>> begin SOURCE DATA

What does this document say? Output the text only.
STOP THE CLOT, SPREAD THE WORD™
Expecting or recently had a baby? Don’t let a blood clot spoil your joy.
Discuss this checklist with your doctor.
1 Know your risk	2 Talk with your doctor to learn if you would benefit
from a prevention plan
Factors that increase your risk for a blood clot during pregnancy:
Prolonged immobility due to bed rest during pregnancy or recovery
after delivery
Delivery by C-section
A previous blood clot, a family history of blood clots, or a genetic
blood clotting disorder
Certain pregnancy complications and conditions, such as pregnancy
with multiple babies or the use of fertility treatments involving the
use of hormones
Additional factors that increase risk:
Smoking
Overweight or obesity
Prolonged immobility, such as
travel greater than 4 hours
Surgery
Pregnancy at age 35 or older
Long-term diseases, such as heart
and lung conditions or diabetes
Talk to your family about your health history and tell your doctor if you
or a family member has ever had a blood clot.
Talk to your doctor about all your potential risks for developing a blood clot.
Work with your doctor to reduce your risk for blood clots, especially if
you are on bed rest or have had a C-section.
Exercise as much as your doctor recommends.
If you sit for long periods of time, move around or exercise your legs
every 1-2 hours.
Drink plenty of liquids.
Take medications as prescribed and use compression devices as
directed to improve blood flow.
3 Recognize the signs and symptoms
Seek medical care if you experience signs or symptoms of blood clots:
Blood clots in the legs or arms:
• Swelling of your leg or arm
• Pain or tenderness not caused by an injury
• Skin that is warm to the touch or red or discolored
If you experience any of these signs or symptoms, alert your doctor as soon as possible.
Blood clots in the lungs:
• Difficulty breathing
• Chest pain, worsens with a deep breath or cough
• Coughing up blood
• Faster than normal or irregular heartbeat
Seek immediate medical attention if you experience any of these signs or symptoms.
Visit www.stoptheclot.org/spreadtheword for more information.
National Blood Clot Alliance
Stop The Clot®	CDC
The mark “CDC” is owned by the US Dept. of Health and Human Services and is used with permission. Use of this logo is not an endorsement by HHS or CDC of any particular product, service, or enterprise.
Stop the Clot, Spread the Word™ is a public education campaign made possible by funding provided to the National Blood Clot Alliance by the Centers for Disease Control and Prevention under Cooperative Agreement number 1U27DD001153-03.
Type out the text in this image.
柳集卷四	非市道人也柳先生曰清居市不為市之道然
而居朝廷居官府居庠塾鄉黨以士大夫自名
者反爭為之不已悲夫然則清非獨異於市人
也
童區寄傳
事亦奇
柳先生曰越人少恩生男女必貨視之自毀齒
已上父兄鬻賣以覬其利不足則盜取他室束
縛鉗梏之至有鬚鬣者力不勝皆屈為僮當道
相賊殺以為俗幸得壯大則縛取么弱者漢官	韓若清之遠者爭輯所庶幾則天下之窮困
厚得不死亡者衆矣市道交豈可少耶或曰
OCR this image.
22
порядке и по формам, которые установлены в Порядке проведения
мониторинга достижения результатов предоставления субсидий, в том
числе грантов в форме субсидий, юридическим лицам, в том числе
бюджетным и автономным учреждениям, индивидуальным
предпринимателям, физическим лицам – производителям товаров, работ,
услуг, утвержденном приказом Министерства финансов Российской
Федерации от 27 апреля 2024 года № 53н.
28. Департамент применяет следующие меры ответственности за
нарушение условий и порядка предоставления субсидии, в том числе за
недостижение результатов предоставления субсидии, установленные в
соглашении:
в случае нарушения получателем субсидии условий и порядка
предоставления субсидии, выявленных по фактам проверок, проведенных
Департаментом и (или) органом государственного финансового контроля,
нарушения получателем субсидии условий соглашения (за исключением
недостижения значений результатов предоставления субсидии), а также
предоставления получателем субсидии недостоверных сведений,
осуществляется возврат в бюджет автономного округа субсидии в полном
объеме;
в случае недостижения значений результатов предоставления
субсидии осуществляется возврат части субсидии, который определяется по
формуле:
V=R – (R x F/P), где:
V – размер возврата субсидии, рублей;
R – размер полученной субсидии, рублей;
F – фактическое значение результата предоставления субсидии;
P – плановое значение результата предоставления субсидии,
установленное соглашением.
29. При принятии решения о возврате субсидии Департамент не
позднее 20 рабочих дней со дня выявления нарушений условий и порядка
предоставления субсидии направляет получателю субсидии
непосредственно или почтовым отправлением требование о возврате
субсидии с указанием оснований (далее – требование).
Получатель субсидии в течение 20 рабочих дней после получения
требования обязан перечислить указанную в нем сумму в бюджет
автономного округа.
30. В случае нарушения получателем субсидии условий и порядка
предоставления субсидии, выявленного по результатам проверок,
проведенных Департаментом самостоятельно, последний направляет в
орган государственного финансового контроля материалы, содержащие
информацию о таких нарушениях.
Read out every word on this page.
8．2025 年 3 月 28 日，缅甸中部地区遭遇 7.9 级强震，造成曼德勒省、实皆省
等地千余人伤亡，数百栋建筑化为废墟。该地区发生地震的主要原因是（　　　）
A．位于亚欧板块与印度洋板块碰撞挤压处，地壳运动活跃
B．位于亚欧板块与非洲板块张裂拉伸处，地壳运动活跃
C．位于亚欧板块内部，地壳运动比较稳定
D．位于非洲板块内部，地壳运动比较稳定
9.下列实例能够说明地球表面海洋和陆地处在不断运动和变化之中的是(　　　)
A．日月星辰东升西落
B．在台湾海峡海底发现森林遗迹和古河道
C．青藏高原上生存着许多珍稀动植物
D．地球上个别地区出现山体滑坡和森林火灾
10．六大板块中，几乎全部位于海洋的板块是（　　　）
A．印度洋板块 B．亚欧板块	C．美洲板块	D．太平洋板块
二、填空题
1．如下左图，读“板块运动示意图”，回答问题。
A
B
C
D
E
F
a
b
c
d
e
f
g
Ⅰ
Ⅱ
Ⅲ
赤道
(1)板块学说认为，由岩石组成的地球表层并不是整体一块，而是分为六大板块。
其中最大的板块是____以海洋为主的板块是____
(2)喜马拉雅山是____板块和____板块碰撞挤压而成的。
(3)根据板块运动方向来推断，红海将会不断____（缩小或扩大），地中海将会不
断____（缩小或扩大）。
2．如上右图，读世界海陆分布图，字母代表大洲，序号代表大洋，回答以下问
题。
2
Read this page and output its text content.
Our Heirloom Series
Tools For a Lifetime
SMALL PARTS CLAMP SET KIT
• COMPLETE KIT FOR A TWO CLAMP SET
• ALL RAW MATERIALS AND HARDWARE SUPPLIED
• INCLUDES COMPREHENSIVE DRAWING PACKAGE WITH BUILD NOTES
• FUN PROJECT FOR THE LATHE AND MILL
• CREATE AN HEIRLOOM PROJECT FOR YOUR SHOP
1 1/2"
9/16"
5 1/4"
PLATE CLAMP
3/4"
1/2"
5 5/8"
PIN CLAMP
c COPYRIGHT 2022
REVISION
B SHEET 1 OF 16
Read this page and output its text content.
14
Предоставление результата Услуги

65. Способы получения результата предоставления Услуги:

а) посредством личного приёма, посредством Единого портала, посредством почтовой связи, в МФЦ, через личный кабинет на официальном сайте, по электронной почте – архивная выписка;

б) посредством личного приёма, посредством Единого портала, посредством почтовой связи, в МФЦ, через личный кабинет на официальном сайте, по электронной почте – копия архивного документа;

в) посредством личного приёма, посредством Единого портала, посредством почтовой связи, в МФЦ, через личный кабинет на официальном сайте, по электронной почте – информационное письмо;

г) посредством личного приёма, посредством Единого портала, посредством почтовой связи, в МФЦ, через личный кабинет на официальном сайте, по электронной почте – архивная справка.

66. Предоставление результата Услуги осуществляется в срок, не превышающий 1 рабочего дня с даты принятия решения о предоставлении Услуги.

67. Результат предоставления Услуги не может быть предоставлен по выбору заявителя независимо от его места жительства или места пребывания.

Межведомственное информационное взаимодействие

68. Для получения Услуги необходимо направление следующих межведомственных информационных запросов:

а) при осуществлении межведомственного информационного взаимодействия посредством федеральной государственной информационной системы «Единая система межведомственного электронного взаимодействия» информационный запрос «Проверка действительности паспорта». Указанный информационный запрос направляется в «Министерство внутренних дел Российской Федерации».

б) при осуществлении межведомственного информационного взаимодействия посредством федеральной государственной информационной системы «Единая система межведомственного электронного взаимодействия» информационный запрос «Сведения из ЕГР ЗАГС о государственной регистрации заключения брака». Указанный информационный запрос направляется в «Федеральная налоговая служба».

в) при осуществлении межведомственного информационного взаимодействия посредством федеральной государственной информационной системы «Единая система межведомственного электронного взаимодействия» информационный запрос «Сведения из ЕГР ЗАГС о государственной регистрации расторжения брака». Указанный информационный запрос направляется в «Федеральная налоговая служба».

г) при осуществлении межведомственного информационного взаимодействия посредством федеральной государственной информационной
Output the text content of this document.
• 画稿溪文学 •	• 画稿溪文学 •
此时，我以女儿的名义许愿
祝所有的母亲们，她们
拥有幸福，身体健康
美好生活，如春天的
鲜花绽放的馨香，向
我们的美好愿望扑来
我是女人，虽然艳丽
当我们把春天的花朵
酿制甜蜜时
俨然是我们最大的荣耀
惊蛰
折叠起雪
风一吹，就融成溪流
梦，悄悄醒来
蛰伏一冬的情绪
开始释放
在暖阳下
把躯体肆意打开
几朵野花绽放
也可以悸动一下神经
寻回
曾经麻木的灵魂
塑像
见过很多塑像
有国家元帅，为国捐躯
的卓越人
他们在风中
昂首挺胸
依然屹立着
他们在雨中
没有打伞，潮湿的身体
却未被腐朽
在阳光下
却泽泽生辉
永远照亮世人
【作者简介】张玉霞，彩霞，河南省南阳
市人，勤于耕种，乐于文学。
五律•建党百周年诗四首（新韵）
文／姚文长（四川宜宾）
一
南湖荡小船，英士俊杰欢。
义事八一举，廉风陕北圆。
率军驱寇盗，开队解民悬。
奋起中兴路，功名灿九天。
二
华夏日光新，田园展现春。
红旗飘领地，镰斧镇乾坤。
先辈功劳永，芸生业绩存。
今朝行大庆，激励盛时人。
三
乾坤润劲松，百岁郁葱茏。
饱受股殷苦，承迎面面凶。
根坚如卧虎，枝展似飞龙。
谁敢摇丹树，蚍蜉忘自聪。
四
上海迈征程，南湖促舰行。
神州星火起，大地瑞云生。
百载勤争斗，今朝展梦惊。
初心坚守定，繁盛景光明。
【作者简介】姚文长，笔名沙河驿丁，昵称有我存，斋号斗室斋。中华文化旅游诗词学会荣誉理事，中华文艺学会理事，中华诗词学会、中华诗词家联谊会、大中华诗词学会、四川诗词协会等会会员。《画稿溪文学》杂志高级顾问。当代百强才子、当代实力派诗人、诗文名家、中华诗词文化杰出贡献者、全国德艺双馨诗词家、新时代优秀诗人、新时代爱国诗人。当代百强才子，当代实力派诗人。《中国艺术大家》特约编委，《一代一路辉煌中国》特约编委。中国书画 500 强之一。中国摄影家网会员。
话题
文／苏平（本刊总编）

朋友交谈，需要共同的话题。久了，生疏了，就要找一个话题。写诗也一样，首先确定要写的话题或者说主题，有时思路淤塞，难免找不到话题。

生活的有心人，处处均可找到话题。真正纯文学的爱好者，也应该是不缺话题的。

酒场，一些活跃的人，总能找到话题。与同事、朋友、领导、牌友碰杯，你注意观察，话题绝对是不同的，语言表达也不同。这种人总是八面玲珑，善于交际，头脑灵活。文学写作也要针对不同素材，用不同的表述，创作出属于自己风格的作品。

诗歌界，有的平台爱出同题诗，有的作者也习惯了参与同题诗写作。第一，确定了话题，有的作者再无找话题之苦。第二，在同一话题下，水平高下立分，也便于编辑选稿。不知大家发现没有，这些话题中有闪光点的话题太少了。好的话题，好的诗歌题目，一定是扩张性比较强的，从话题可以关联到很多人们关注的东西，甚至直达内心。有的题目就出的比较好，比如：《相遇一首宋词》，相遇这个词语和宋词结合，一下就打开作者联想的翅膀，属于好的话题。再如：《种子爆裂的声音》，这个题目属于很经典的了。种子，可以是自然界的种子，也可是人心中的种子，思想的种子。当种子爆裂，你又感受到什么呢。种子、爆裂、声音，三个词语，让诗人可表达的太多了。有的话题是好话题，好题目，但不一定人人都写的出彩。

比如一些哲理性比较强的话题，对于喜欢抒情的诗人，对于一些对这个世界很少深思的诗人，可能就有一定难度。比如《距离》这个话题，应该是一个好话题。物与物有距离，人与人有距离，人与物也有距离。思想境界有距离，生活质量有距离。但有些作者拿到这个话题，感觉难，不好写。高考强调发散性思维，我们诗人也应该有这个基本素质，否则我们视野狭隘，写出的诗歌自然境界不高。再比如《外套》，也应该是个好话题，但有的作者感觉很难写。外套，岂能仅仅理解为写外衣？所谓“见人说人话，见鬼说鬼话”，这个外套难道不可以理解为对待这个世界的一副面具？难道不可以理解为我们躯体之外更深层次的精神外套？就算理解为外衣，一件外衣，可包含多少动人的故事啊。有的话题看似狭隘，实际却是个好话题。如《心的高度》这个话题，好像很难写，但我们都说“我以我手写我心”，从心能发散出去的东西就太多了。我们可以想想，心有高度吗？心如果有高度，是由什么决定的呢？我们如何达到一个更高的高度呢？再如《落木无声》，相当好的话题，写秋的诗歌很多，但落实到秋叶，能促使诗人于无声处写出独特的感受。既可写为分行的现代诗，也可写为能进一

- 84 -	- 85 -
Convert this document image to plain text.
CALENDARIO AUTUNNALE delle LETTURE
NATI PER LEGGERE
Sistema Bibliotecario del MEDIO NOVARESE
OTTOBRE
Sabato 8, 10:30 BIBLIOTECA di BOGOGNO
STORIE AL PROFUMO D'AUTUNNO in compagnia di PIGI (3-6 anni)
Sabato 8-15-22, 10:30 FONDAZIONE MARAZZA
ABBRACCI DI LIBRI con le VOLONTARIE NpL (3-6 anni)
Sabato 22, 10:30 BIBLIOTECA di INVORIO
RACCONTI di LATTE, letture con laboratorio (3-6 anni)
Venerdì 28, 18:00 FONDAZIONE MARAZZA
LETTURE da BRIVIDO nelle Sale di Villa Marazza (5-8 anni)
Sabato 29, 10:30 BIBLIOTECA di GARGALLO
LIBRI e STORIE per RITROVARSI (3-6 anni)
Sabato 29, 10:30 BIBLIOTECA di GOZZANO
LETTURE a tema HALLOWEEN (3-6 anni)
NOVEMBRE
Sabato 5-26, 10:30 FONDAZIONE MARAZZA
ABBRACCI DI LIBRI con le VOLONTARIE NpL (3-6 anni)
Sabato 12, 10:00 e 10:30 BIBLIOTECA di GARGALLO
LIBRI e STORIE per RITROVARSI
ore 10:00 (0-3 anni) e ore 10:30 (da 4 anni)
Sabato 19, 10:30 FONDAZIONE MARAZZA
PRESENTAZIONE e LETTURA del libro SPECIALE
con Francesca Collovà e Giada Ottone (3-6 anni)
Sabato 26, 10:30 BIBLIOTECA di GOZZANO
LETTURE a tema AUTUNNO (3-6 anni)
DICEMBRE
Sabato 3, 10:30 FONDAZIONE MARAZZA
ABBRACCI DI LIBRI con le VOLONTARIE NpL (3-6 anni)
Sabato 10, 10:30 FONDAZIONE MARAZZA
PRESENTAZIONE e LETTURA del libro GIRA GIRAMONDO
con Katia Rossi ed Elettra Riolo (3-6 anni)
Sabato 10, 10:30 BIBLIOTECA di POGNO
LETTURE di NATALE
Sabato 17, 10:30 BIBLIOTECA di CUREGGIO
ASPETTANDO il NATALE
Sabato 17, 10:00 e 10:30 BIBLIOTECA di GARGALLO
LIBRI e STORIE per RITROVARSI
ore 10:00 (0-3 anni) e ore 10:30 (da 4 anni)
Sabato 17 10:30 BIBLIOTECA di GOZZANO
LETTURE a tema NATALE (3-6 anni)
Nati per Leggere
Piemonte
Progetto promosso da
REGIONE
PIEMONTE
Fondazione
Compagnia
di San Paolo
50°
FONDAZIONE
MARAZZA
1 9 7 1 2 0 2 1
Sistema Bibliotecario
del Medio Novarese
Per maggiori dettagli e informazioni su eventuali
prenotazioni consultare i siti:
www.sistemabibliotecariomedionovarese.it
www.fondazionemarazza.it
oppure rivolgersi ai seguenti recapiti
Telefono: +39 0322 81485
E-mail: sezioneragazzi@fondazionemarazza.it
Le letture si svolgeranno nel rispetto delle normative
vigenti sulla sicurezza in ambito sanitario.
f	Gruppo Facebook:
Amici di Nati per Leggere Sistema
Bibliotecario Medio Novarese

>> end SOURCE DATA

● **STATED TASK**: Using the listing above, return all lines where the word "image" occurs.

● **RESPONSE TO THE TASK**:
Type out the text in this image.
OCR this image.
Convert this document image to plain text.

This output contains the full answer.